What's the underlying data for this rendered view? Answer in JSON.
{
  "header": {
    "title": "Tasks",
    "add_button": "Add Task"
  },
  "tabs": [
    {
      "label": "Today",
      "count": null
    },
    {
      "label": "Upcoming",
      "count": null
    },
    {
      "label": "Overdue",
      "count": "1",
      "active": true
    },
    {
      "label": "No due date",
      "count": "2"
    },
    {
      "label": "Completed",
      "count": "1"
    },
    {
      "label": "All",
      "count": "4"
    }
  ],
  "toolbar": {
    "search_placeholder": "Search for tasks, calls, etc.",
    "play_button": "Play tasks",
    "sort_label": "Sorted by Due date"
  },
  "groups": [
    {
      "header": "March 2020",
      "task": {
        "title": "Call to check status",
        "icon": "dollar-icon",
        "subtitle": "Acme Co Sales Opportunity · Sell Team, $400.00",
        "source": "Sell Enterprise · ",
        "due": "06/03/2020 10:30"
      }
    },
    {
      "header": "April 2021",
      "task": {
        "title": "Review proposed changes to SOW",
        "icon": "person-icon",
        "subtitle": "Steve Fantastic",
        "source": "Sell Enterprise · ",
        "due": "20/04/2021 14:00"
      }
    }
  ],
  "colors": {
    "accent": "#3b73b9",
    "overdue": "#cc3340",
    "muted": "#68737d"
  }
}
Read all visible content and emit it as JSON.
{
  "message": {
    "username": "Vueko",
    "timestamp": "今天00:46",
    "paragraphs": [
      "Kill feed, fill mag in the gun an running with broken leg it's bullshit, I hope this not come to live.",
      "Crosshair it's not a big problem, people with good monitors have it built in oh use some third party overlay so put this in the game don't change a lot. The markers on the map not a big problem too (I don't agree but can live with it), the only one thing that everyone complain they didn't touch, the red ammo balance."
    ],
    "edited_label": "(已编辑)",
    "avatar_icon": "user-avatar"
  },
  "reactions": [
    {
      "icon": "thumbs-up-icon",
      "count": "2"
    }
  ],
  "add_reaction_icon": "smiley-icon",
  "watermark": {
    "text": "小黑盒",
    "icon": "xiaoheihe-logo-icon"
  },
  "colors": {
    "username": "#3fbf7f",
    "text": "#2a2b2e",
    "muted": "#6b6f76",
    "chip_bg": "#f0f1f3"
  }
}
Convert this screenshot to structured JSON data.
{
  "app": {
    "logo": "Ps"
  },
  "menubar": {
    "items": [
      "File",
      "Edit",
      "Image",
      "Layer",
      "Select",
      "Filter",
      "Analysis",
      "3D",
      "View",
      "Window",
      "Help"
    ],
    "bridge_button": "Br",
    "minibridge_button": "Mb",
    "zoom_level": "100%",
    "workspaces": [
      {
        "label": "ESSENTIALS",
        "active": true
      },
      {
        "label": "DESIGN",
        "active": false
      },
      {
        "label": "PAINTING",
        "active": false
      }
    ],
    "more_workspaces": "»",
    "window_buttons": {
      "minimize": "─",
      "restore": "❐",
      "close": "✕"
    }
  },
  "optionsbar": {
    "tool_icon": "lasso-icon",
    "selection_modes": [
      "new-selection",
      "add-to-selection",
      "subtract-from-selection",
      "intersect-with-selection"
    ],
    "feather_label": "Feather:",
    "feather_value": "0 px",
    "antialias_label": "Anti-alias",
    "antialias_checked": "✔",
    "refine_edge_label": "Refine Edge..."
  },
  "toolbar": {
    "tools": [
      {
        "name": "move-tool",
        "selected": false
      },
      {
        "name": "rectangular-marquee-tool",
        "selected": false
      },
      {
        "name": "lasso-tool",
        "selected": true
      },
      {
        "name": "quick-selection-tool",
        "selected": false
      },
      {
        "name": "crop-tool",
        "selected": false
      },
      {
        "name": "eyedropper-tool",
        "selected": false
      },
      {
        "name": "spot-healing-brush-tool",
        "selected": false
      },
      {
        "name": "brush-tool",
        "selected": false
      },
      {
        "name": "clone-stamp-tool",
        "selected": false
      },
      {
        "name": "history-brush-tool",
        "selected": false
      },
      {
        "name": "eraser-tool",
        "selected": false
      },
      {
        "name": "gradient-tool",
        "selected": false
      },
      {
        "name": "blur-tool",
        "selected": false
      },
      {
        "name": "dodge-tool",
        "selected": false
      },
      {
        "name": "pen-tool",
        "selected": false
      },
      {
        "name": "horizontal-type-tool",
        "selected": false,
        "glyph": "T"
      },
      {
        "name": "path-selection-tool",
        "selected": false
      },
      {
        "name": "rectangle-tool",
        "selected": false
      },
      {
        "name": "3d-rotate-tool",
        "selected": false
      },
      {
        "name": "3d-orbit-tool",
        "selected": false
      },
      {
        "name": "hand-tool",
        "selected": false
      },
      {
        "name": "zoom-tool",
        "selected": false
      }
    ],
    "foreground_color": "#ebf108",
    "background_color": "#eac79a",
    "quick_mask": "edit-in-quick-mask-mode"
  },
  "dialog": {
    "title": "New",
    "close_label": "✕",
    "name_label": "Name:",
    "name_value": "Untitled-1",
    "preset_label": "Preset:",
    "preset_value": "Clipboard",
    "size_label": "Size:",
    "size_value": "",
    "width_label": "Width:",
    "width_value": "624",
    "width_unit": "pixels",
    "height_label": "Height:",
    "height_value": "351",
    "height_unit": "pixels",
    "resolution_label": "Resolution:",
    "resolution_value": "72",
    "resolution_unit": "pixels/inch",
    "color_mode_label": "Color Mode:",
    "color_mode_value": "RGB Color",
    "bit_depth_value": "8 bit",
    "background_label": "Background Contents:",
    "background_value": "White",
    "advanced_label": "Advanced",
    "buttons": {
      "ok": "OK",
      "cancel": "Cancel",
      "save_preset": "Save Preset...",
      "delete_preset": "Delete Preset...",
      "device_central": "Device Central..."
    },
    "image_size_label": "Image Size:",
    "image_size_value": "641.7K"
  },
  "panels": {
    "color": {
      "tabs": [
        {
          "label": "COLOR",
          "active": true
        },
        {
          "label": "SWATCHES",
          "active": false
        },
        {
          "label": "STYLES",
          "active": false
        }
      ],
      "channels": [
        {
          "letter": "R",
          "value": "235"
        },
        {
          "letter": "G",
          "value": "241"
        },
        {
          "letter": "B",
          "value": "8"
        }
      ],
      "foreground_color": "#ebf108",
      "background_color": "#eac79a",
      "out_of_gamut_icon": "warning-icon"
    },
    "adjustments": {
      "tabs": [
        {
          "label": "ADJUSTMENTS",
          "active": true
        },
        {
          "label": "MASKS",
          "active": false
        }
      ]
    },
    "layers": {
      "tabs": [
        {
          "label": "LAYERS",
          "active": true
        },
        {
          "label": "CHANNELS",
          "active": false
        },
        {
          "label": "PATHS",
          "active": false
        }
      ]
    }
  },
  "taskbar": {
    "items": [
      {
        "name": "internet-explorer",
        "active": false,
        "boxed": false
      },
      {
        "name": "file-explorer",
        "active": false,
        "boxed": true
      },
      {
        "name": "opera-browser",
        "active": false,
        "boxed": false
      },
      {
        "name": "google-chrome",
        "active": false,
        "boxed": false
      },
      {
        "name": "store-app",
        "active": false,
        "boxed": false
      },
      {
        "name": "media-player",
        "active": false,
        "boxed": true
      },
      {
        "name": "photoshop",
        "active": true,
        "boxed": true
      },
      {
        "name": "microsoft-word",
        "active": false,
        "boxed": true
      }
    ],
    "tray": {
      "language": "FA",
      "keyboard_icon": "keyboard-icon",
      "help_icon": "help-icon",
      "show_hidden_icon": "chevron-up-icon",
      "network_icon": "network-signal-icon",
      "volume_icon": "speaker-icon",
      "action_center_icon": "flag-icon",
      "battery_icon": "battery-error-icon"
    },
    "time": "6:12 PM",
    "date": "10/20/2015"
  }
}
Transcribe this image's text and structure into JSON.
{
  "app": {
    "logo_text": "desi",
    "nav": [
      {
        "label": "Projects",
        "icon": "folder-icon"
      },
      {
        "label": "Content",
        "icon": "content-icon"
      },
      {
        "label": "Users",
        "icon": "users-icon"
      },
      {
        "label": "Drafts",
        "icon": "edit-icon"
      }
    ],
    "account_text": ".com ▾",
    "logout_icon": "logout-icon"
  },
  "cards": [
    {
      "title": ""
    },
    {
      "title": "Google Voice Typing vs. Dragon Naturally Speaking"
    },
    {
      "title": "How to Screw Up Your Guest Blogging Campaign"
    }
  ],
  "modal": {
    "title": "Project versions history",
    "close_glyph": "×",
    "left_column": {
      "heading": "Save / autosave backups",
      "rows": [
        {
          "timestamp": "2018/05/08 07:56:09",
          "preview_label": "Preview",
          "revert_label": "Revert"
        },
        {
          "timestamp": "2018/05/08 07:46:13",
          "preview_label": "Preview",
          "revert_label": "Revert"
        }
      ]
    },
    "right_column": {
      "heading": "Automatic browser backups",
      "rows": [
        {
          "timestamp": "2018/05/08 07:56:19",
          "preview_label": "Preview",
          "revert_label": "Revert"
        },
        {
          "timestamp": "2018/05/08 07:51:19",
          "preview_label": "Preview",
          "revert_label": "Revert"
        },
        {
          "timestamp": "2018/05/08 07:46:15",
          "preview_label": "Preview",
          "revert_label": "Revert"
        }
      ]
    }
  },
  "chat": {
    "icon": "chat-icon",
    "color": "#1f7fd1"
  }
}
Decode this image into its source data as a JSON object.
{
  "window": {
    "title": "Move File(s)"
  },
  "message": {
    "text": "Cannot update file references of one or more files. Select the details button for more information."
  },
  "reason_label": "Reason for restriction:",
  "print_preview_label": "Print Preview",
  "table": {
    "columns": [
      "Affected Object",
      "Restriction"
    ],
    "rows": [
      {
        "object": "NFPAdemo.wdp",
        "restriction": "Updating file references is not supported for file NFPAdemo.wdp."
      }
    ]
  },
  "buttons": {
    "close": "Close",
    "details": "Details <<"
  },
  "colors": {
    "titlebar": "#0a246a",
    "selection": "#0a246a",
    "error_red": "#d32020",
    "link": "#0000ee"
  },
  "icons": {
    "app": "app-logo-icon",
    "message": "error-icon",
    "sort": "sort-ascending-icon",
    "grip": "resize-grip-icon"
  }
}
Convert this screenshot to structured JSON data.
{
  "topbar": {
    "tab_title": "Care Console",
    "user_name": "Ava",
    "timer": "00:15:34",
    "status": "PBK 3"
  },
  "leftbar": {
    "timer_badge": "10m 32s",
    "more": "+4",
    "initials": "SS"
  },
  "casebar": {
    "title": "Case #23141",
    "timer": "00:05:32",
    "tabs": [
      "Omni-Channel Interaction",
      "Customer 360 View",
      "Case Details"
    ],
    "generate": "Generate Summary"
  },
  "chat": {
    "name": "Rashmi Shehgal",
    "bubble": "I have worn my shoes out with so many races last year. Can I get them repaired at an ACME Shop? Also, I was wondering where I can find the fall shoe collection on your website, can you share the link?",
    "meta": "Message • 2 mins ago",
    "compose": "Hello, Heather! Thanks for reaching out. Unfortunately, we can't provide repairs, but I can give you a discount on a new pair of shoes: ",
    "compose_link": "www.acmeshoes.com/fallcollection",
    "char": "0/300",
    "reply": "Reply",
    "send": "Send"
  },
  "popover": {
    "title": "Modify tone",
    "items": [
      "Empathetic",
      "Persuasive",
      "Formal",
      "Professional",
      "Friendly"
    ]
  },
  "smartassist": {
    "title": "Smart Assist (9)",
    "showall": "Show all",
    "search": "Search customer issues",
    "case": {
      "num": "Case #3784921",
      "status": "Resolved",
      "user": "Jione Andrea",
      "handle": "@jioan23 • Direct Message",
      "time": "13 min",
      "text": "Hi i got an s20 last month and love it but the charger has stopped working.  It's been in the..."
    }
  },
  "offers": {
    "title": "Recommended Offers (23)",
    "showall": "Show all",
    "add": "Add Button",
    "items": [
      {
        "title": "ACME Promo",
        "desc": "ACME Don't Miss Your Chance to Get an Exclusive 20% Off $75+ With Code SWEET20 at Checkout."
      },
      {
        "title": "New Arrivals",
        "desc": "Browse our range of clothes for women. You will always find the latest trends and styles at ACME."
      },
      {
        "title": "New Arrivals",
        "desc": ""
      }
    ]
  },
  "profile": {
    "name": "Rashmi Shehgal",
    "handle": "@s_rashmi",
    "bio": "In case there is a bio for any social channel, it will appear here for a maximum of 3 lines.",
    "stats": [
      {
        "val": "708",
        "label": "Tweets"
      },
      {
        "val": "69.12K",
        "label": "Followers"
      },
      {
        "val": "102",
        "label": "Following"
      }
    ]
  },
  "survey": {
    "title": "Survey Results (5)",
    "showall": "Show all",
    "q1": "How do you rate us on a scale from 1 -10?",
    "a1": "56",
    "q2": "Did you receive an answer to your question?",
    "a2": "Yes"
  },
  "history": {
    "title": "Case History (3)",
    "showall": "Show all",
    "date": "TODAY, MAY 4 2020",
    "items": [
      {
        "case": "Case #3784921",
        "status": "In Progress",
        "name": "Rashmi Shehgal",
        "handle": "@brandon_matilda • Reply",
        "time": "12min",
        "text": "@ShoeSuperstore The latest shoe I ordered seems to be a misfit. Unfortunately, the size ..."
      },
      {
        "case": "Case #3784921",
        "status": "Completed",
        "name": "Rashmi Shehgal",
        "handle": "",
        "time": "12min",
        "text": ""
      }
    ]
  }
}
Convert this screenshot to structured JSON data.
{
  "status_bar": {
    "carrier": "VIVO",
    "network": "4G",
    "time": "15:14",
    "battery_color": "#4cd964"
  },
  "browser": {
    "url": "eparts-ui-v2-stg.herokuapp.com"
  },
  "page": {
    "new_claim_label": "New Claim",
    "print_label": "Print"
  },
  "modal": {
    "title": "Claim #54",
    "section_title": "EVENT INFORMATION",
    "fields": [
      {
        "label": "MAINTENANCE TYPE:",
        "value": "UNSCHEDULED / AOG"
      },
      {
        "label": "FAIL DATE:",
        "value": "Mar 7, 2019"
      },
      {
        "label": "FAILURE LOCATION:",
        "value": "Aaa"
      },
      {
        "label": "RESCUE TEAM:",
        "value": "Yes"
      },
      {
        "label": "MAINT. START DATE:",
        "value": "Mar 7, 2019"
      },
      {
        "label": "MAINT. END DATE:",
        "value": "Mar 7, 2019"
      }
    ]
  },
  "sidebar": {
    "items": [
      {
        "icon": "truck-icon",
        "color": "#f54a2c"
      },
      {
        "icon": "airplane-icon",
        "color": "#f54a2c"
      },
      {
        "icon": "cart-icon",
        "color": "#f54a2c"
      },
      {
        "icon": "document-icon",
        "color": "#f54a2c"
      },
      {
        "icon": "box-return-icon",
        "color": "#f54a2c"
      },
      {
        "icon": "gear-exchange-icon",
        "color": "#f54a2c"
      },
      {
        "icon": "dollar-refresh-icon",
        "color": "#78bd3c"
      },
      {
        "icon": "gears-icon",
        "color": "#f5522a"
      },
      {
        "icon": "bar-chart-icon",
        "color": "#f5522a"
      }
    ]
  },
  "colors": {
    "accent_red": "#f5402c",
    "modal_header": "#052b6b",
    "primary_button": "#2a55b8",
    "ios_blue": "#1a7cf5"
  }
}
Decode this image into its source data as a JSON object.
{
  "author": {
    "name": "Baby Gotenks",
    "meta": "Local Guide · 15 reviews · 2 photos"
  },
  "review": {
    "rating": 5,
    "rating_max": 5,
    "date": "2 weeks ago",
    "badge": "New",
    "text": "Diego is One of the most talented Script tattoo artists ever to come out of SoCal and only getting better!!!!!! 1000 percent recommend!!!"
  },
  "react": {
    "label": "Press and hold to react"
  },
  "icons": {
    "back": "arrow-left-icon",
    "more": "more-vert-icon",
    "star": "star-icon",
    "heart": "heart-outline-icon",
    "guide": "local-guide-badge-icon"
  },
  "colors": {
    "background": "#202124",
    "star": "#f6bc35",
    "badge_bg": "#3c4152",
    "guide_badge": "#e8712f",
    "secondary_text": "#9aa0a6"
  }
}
::::
Short task:
From the listing above, collect each line in which the string "network" appears.

Problem solution:
      "network_icon": "network-signal-icon",
    "network": "4G",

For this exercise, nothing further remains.